▶ What needs to be done
Below is a block of records: output all of them exactly and leave out the pictures.

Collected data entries
::::::

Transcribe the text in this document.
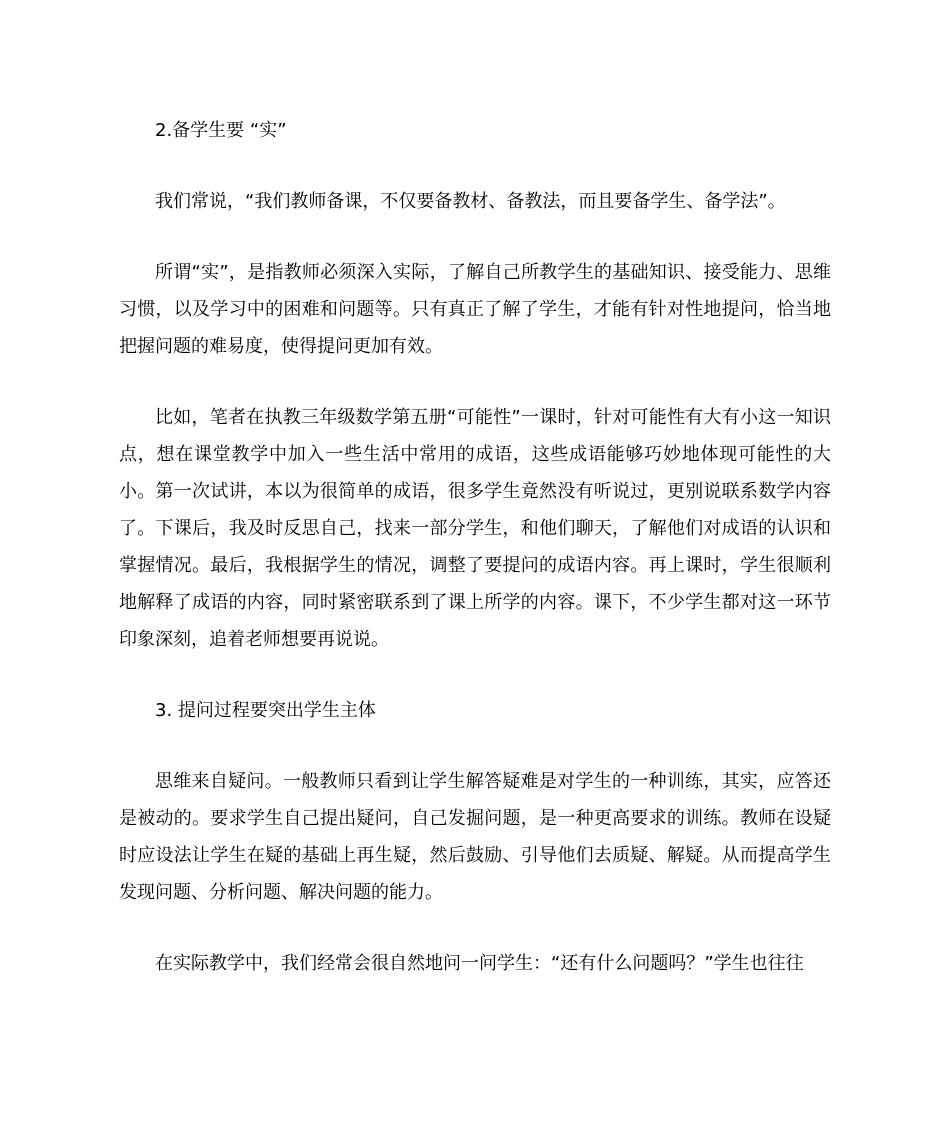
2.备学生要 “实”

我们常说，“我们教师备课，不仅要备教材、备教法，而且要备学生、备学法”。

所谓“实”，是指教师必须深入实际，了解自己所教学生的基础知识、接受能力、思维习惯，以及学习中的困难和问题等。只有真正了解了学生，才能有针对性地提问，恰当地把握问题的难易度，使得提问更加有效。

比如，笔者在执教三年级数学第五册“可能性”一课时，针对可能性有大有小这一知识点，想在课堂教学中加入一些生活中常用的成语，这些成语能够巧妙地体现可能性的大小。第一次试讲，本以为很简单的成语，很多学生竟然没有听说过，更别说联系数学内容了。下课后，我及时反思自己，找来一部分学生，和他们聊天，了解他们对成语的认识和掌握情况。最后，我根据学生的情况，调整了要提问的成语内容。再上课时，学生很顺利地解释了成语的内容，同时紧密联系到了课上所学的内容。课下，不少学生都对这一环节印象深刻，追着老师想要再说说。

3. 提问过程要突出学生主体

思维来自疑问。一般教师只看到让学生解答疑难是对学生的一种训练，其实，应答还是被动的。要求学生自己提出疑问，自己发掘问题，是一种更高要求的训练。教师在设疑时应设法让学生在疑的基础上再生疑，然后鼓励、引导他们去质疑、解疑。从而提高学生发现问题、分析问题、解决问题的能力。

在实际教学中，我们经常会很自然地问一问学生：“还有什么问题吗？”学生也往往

::::::

▶ Answer for the task
Transcribe the text in this document.
2.备学生要 “实”

我们常说，“我们教师备课，不仅要备教材、备教法，而且要备学生、备学法”。

所谓“实”，是指教师必须深入实际，了解自己所教学生的基础知识、接受能力、思维习惯，以及学习中的困难和问题等。只有真正了解了学生，才能有针对性地提问，恰当地把握问题的难易度，使得提问更加有效。

比如，笔者在执教三年级数学第五册“可能性”一课时，针对可能性有大有小这一知识点，想在课堂教学中加入一些生活中常用的成语，这些成语能够巧妙地体现可能性的大小。第一次试讲，本以为很简单的成语，很多学生竟然没有听说过，更别说联系数学内容了。下课后，我及时反思自己，找来一部分学生，和他们聊天，了解他们对成语的认识和掌握情况。最后，我根据学生的情况，调整了要提问的成语内容。再上课时，学生很顺利地解释了成语的内容，同时紧密联系到了课上所学的内容。课下，不少学生都对这一环节印象深刻，追着老师想要再说说。

3. 提问过程要突出学生主体

思维来自疑问。一般教师只看到让学生解答疑难是对学生的一种训练，其实，应答还是被动的。要求学生自己提出疑问，自己发掘问题，是一种更高要求的训练。教师在设疑时应设法让学生在疑的基础上再生疑，然后鼓励、引导他们去质疑、解疑。从而提高学生发现问题、分析问题、解决问题的能力。

在实际教学中，我们经常会很自然地问一问学生：“还有什么问题吗？”学生也往往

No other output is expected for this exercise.